──────── TASK DATA ────────

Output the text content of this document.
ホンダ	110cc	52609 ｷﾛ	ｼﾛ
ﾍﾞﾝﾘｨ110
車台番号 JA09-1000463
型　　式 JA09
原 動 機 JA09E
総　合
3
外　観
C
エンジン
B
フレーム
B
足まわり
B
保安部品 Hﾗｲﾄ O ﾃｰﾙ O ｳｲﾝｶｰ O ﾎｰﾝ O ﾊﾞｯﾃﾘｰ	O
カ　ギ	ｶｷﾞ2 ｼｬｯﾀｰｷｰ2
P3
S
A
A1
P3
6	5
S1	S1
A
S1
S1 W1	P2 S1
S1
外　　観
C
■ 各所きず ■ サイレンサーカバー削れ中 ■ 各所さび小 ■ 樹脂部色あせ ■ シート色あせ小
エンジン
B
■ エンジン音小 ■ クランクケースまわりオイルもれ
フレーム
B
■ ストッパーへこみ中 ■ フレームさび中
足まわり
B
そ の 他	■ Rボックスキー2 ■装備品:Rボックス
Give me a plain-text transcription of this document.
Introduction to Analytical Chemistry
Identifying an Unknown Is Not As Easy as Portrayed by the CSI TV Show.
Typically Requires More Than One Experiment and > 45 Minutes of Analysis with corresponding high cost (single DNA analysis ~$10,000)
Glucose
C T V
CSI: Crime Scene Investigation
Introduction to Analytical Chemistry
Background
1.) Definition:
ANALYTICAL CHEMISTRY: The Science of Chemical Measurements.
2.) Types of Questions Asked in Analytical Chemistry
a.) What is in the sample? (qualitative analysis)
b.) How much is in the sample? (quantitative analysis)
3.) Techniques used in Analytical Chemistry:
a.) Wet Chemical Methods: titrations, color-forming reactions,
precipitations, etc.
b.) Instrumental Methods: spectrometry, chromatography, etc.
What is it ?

────────
──────── TASK DATA ────────

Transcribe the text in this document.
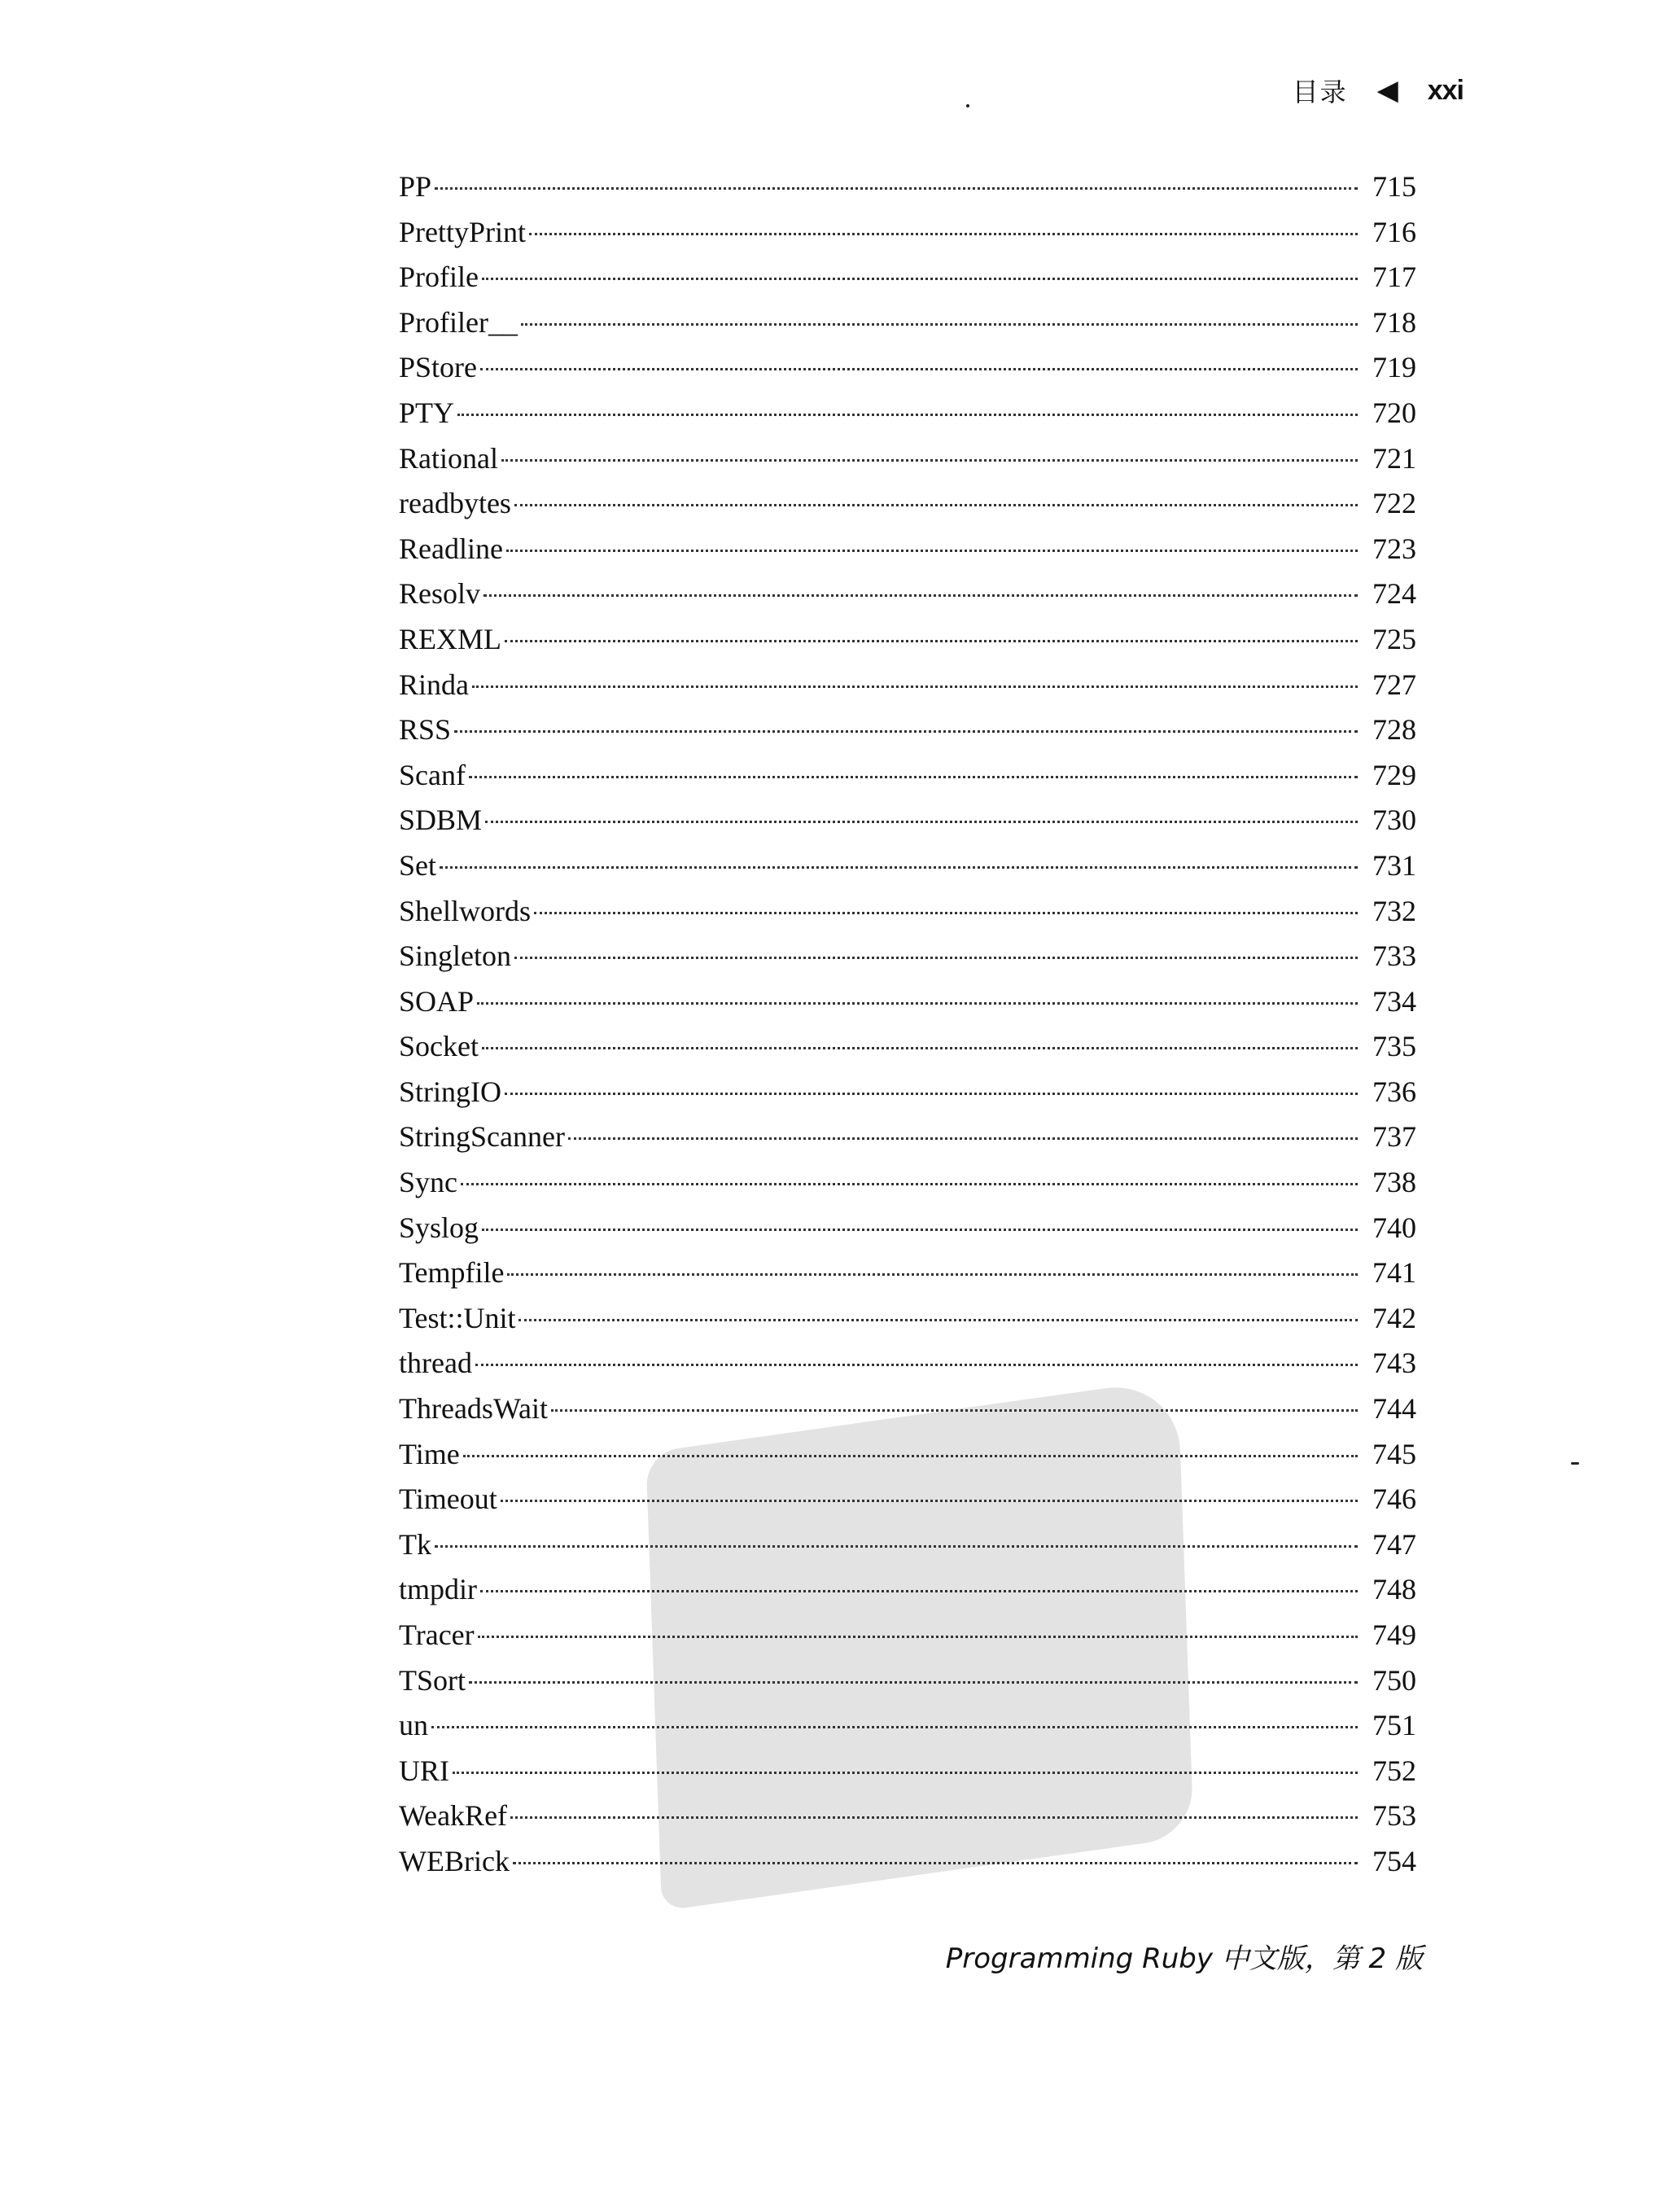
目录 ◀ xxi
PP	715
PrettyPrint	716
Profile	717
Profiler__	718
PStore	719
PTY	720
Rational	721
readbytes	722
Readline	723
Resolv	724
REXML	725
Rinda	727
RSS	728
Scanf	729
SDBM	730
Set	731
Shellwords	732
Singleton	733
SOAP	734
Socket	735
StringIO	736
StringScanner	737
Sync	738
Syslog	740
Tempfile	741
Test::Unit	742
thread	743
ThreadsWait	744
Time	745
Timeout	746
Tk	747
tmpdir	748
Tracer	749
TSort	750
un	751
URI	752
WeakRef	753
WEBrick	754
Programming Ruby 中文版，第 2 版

────────

**WHAT YOU NEED TO DO**
Give the count of lines in the records that contain "this", and no other text.

**RIGHT ANSWER**
3